-- START Record excerpts --

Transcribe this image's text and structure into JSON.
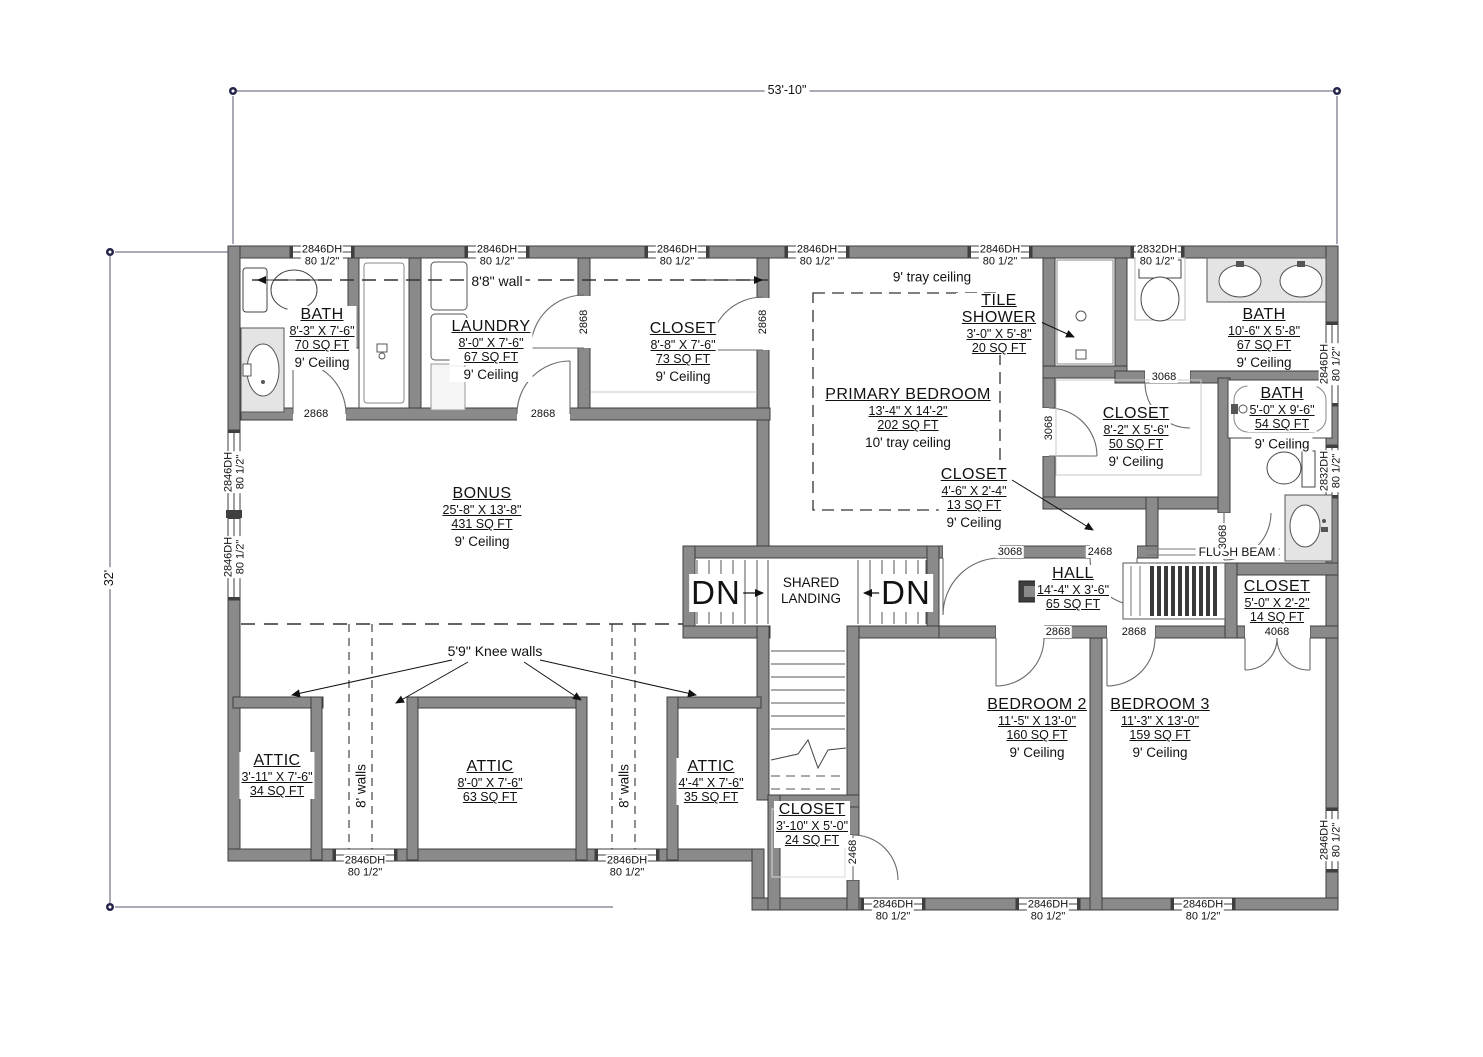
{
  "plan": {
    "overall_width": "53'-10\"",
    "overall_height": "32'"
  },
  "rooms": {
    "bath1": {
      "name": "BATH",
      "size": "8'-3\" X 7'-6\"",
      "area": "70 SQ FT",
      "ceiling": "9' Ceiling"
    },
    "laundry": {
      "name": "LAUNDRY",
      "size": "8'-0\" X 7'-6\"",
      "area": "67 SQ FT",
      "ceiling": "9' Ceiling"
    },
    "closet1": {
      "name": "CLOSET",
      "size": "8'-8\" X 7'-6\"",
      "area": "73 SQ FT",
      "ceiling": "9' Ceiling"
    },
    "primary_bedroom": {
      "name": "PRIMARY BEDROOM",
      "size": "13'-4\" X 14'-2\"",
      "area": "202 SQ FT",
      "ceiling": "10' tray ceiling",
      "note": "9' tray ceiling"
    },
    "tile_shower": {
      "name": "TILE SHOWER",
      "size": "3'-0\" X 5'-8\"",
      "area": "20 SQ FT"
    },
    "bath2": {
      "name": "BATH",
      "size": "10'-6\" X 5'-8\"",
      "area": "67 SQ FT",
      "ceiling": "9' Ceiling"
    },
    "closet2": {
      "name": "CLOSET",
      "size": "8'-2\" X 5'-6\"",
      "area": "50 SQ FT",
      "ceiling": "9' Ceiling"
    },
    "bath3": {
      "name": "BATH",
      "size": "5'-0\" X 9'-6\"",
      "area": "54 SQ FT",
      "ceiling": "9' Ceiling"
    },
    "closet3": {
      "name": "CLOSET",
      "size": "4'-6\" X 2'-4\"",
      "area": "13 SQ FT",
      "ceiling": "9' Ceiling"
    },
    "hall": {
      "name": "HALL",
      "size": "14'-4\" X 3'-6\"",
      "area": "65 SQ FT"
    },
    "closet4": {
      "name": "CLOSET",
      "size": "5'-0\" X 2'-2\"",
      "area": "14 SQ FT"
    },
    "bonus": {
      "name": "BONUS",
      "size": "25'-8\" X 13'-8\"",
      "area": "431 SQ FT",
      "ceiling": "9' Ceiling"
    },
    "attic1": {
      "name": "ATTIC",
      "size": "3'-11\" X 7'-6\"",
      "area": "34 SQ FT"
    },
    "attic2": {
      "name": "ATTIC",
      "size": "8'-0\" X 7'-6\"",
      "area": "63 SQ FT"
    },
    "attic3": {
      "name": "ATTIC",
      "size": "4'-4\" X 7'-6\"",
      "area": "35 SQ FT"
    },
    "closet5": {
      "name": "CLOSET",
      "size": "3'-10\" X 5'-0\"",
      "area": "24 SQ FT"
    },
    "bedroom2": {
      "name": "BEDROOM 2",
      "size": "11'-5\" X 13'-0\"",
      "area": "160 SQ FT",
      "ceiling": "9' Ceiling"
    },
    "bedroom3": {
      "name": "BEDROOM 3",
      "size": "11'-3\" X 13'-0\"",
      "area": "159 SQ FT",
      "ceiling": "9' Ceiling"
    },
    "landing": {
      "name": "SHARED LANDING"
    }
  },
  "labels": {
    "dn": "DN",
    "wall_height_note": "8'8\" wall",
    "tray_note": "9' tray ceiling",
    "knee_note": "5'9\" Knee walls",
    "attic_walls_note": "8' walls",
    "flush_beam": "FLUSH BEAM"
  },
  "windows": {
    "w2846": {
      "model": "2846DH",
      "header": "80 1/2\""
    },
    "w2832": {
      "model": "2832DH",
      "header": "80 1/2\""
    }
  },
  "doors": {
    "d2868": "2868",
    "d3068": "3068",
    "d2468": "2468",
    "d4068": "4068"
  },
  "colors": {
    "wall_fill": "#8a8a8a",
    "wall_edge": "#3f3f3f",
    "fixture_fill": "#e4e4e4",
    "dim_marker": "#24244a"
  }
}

-- END Record excerpts --
-- START Record excerpts --

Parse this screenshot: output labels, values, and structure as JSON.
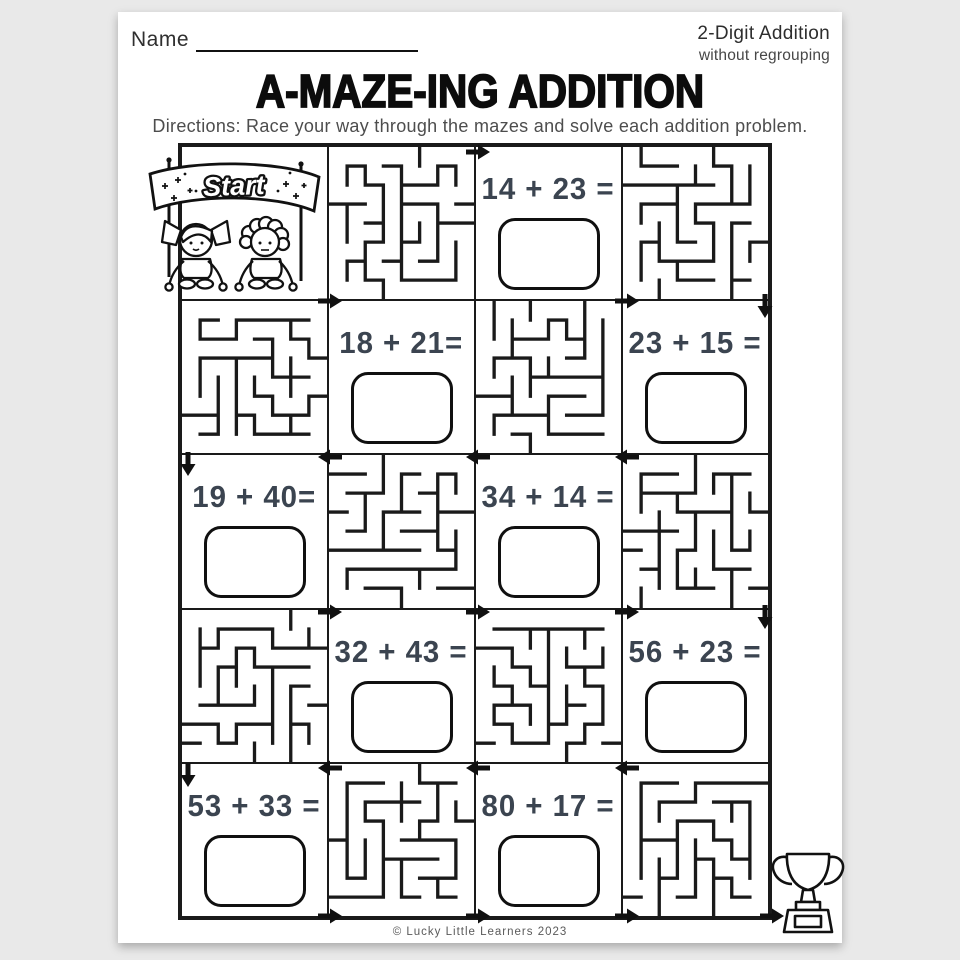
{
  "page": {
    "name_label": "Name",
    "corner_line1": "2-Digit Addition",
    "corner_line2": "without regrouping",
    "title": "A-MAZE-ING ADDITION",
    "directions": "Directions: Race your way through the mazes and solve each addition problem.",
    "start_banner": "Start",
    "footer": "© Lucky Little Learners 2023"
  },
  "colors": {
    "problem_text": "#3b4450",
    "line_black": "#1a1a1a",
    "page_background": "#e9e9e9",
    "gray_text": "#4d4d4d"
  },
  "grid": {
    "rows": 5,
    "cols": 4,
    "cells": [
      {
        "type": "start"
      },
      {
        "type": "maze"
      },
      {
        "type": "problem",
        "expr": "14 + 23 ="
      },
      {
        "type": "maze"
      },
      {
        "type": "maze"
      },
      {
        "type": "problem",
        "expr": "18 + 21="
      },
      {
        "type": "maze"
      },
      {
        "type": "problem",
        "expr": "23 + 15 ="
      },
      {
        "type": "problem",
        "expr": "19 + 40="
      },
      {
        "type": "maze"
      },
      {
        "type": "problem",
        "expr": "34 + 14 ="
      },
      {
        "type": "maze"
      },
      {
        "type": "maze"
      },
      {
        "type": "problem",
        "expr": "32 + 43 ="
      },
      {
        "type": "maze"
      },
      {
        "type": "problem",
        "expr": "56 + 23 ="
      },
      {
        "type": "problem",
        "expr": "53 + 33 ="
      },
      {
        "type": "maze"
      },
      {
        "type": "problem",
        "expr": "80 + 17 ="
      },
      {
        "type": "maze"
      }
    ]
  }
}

-- END Record excerpts --
-- START Record excerpts --

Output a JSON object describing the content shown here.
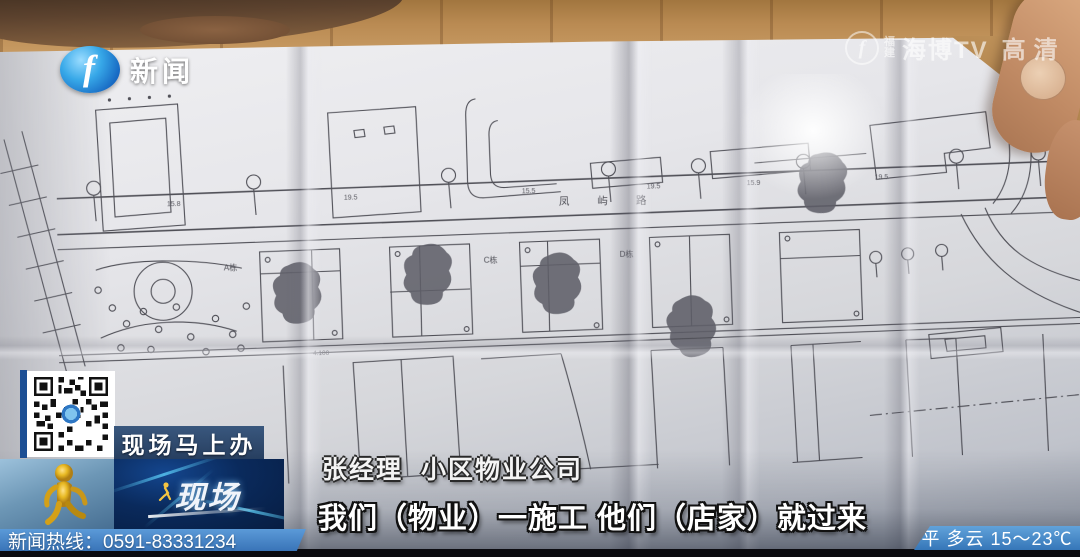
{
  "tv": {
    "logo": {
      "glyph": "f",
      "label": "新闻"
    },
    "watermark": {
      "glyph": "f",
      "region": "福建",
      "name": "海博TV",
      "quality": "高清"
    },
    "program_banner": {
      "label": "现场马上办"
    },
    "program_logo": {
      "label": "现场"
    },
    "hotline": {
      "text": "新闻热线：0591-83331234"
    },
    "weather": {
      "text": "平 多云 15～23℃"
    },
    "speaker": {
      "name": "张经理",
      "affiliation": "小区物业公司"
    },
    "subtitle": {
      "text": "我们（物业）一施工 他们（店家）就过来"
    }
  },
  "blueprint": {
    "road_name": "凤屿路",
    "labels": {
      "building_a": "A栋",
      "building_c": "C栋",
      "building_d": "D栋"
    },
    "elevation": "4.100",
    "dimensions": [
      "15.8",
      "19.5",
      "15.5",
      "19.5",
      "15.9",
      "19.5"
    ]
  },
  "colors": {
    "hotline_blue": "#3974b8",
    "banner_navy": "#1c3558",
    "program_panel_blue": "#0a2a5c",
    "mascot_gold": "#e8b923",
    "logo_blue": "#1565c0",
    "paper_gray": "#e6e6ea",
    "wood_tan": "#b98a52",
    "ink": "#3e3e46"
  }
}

-- END Record excerpts --

*Objective*: Identify each line of the material where the word "tray" shows up, and copy it.

*The result*:
      "ceiling": "10' tray ceiling",
      "note": "9' tray ceiling"
    "tray_note": "9' tray ceiling",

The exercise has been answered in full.